### Material
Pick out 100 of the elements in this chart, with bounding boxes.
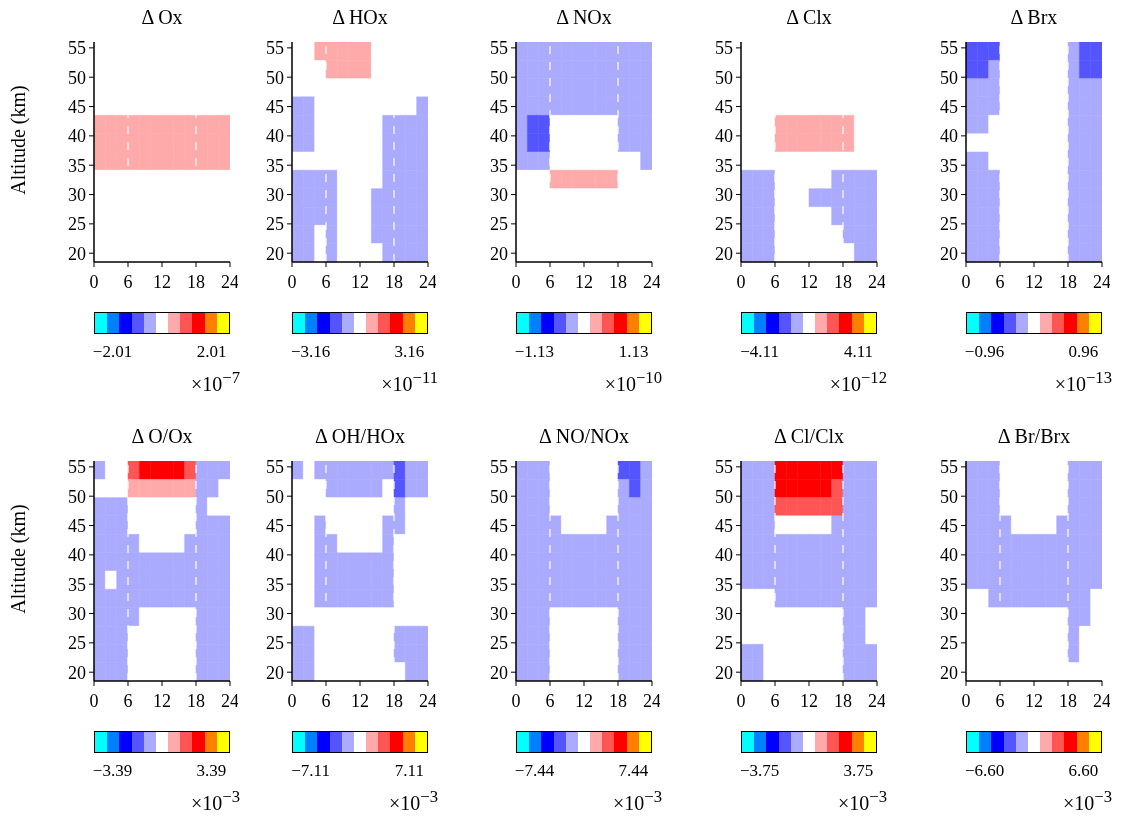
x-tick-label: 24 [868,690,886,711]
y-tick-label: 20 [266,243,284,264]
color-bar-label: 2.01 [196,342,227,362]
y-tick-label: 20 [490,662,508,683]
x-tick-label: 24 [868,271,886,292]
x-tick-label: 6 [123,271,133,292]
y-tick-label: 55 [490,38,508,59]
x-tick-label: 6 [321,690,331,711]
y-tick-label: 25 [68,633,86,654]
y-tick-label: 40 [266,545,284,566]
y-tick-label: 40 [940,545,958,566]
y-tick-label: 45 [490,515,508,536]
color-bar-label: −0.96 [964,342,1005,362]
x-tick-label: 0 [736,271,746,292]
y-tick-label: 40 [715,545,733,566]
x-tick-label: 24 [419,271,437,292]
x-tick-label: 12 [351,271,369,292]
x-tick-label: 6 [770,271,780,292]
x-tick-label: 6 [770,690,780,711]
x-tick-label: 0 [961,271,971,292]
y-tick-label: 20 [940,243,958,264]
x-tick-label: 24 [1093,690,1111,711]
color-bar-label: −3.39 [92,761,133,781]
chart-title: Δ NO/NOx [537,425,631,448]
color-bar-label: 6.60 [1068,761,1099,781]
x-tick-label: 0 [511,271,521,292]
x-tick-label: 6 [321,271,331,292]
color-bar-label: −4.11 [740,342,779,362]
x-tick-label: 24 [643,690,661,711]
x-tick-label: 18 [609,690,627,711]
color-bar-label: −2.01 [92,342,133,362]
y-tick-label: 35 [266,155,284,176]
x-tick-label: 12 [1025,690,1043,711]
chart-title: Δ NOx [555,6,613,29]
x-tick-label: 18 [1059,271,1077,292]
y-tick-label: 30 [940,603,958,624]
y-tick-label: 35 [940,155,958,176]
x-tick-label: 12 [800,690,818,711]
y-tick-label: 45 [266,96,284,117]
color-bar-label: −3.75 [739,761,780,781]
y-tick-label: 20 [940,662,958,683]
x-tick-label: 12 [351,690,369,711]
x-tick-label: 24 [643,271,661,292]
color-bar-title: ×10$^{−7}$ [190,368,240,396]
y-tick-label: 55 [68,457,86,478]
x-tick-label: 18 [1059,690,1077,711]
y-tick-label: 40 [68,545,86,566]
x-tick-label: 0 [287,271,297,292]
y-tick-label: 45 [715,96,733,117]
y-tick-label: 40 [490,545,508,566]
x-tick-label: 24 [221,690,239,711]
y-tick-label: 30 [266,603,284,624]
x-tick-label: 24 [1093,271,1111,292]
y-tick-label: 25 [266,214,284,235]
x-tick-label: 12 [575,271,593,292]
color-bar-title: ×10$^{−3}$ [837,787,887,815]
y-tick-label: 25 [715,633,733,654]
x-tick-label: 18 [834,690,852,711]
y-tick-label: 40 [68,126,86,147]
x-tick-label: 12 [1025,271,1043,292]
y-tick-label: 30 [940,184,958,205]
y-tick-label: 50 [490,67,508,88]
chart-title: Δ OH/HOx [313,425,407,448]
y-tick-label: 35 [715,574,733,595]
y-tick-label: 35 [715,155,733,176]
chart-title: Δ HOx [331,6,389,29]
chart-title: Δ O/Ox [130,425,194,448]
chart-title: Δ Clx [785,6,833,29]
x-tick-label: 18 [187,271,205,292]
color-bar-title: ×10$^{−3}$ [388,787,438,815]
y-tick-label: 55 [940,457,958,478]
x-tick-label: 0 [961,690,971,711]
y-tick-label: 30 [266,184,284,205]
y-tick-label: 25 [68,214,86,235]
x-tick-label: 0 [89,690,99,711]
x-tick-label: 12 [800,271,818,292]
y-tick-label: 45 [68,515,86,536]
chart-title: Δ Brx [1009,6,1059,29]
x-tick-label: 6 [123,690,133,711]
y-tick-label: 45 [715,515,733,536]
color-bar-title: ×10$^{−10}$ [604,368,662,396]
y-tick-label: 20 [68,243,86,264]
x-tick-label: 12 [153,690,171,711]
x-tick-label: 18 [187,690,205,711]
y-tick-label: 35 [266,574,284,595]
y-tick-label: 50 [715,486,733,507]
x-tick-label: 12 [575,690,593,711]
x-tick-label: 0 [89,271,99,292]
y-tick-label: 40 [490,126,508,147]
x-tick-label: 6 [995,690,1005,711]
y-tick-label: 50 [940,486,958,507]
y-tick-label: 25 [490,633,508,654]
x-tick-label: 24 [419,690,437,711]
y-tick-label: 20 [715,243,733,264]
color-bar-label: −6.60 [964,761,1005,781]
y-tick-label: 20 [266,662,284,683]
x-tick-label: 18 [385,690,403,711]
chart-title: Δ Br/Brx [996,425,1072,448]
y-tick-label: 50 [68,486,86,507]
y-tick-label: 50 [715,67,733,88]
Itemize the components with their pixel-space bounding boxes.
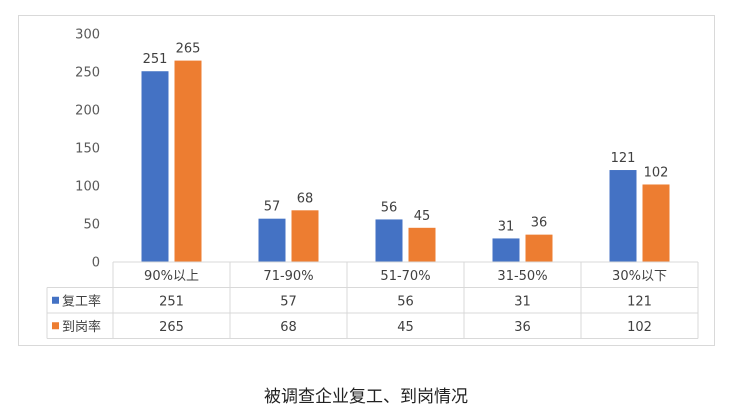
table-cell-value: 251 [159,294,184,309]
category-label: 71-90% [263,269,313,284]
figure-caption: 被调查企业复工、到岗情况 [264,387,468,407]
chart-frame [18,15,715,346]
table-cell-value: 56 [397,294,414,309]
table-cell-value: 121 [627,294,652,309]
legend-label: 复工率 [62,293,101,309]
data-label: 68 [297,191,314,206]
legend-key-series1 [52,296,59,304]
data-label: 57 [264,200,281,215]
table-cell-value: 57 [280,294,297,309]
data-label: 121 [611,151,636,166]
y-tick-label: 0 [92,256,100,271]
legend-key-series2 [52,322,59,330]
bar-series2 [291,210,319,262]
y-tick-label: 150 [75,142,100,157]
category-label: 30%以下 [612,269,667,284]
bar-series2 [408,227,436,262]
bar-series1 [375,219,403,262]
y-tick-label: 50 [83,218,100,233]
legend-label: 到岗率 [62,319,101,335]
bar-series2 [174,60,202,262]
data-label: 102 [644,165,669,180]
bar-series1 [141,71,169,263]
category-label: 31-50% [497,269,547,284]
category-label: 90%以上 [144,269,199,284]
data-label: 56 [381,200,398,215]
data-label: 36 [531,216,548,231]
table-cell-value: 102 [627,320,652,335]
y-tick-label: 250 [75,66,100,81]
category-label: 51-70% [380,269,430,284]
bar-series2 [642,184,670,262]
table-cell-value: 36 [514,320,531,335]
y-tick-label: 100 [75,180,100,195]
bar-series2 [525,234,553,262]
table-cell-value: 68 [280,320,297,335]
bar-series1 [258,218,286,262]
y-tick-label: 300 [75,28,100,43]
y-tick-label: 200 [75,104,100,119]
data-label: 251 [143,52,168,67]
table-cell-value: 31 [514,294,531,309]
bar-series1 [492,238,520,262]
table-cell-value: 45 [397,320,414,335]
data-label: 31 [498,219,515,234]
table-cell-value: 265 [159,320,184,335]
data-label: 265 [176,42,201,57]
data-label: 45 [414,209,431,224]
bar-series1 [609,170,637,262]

### Problem requirements
Reproduce every line of the records above verbatim, in their original order, but leave out the pictures.

### Correct output
Pick out 100 of the elements in this chart, with bounding boxes.
x-tick-label: 24 [868,690,886,711]
y-tick-label: 20 [266,243,284,264]
color-bar-label: 2.01 [196,342,227,362]
y-tick-label: 20 [490,662,508,683]
x-tick-label: 24 [868,271,886,292]
x-tick-label: 6 [123,271,133,292]
y-tick-label: 55 [490,38,508,59]
x-tick-label: 6 [321,690,331,711]
y-tick-label: 25 [68,633,86,654]
y-tick-label: 40 [266,545,284,566]
y-tick-label: 40 [940,545,958,566]
y-tick-label: 45 [490,515,508,536]
color-bar-label: −0.96 [964,342,1005,362]
x-tick-label: 0 [736,271,746,292]
y-tick-label: 40 [715,545,733,566]
x-tick-label: 24 [419,271,437,292]
x-tick-label: 12 [351,271,369,292]
x-tick-label: 6 [770,271,780,292]
x-tick-label: 6 [770,690,780,711]
x-tick-label: 0 [961,271,971,292]
y-tick-label: 20 [940,243,958,264]
x-tick-label: 24 [1093,690,1111,711]
color-bar-label: −3.39 [92,761,133,781]
chart-title: Δ NO/NOx [537,425,631,448]
color-bar-label: 6.60 [1068,761,1099,781]
x-tick-label: 0 [511,271,521,292]
x-tick-label: 6 [321,271,331,292]
color-bar-label: −4.11 [740,342,779,362]
x-tick-label: 24 [643,690,661,711]
x-tick-label: 18 [609,690,627,711]
color-bar-label: −2.01 [92,342,133,362]
y-tick-label: 35 [266,155,284,176]
x-tick-label: 12 [1025,690,1043,711]
chart-title: Δ NOx [555,6,613,29]
x-tick-label: 18 [1059,271,1077,292]
y-tick-label: 30 [940,603,958,624]
y-tick-label: 35 [940,155,958,176]
x-tick-label: 12 [800,690,818,711]
y-tick-label: 45 [266,96,284,117]
color-bar-label: −3.75 [739,761,780,781]
y-tick-label: 20 [940,662,958,683]
x-tick-label: 12 [351,690,369,711]
x-tick-label: 24 [643,271,661,292]
color-bar-title: ×10$^{−7}$ [190,368,240,396]
y-tick-label: 55 [68,457,86,478]
x-tick-label: 18 [1059,690,1077,711]
y-tick-label: 40 [68,545,86,566]
x-tick-label: 0 [287,271,297,292]
y-tick-label: 45 [715,96,733,117]
y-tick-label: 40 [490,545,508,566]
x-tick-label: 24 [221,690,239,711]
y-tick-label: 30 [266,603,284,624]
x-tick-label: 24 [1093,271,1111,292]
y-tick-label: 25 [266,214,284,235]
x-tick-label: 12 [575,271,593,292]
color-bar-title: ×10$^{−3}$ [837,787,887,815]
y-tick-label: 25 [715,633,733,654]
x-tick-label: 18 [834,690,852,711]
y-tick-label: 40 [68,126,86,147]
x-tick-label: 12 [1025,271,1043,292]
y-tick-label: 30 [940,184,958,205]
y-tick-label: 50 [490,67,508,88]
chart-title: Δ OH/HOx [313,425,407,448]
y-tick-label: 35 [715,574,733,595]
y-tick-label: 35 [715,155,733,176]
chart-title: Δ HOx [331,6,389,29]
chart-title: Δ O/Ox [130,425,194,448]
chart-title: Δ Clx [785,6,833,29]
x-tick-label: 18 [187,271,205,292]
color-bar-title: ×10$^{−3}$ [388,787,438,815]
y-tick-label: 55 [940,457,958,478]
x-tick-label: 0 [961,690,971,711]
y-tick-label: 30 [266,184,284,205]
y-tick-label: 25 [68,214,86,235]
x-tick-label: 0 [89,690,99,711]
x-tick-label: 12 [800,271,818,292]
y-tick-label: 45 [68,515,86,536]
chart-title: Δ Brx [1009,6,1059,29]
x-tick-label: 6 [123,690,133,711]
y-tick-label: 45 [715,515,733,536]
color-bar-title: ×10$^{−10}$ [604,368,662,396]
y-tick-label: 20 [68,243,86,264]
x-tick-label: 12 [153,690,171,711]
x-tick-label: 18 [187,690,205,711]
y-tick-label: 35 [266,574,284,595]
y-tick-label: 50 [715,486,733,507]
x-tick-label: 12 [575,690,593,711]
x-tick-label: 0 [89,271,99,292]
y-tick-label: 40 [490,126,508,147]
x-tick-label: 6 [995,690,1005,711]
y-tick-label: 50 [940,486,958,507]
y-tick-label: 25 [490,633,508,654]
x-tick-label: 24 [419,690,437,711]
y-tick-label: 20 [715,243,733,264]
color-bar-label: −6.60 [964,761,1005,781]
y-tick-label: 20 [266,662,284,683]
x-tick-label: 18 [385,690,403,711]
chart-title: Δ Br/Brx [996,425,1072,448]
y-tick-label: 50 [68,486,86,507]
y-tick-label: 50 [715,67,733,88]
Itemize the components with their pixel-space bounding boxes.
table-cell-value: 251 [159,294,184,309]
category-label: 71-90% [263,269,313,284]
figure-caption: 被调查企业复工、到岗情况 [264,387,468,407]
chart-frame [18,15,715,346]
table-cell-value: 56 [397,294,414,309]
table-cell-value: 121 [627,294,652,309]
legend-label: 复工率 [62,293,101,309]
data-label: 68 [297,191,314,206]
legend-key-series1 [52,296,59,304]
data-label: 57 [264,200,281,215]
table-cell-value: 57 [280,294,297,309]
data-label: 121 [611,151,636,166]
y-tick-label: 0 [92,256,100,271]
legend-key-series2 [52,322,59,330]
bar-series2 [291,210,319,262]
y-tick-label: 150 [75,142,100,157]
category-label: 30%以下 [612,269,667,284]
bar-series2 [408,227,436,262]
bar-series1 [375,219,403,262]
y-tick-label: 50 [83,218,100,233]
legend-label: 到岗率 [62,319,101,335]
bar-series2 [174,60,202,262]
data-label: 102 [644,165,669,180]
bar-series1 [141,71,169,263]
category-label: 31-50% [497,269,547,284]
category-label: 90%以上 [144,269,199,284]
data-label: 56 [381,200,398,215]
data-label: 36 [531,216,548,231]
table-cell-value: 102 [627,320,652,335]
y-tick-label: 250 [75,66,100,81]
category-label: 51-70% [380,269,430,284]
bar-series2 [642,184,670,262]
table-cell-value: 36 [514,320,531,335]
y-tick-label: 100 [75,180,100,195]
bar-series2 [525,234,553,262]
table-cell-value: 68 [280,320,297,335]
bar-series1 [258,218,286,262]
y-tick-label: 300 [75,28,100,43]
y-tick-label: 200 [75,104,100,119]
data-label: 251 [143,52,168,67]
table-cell-value: 31 [514,294,531,309]
bar-series1 [492,238,520,262]
table-cell-value: 45 [397,320,414,335]
data-label: 31 [498,219,515,234]
table-cell-value: 265 [159,320,184,335]
data-label: 265 [176,42,201,57]
data-label: 45 [414,209,431,224]
bar-series1 [609,170,637,262]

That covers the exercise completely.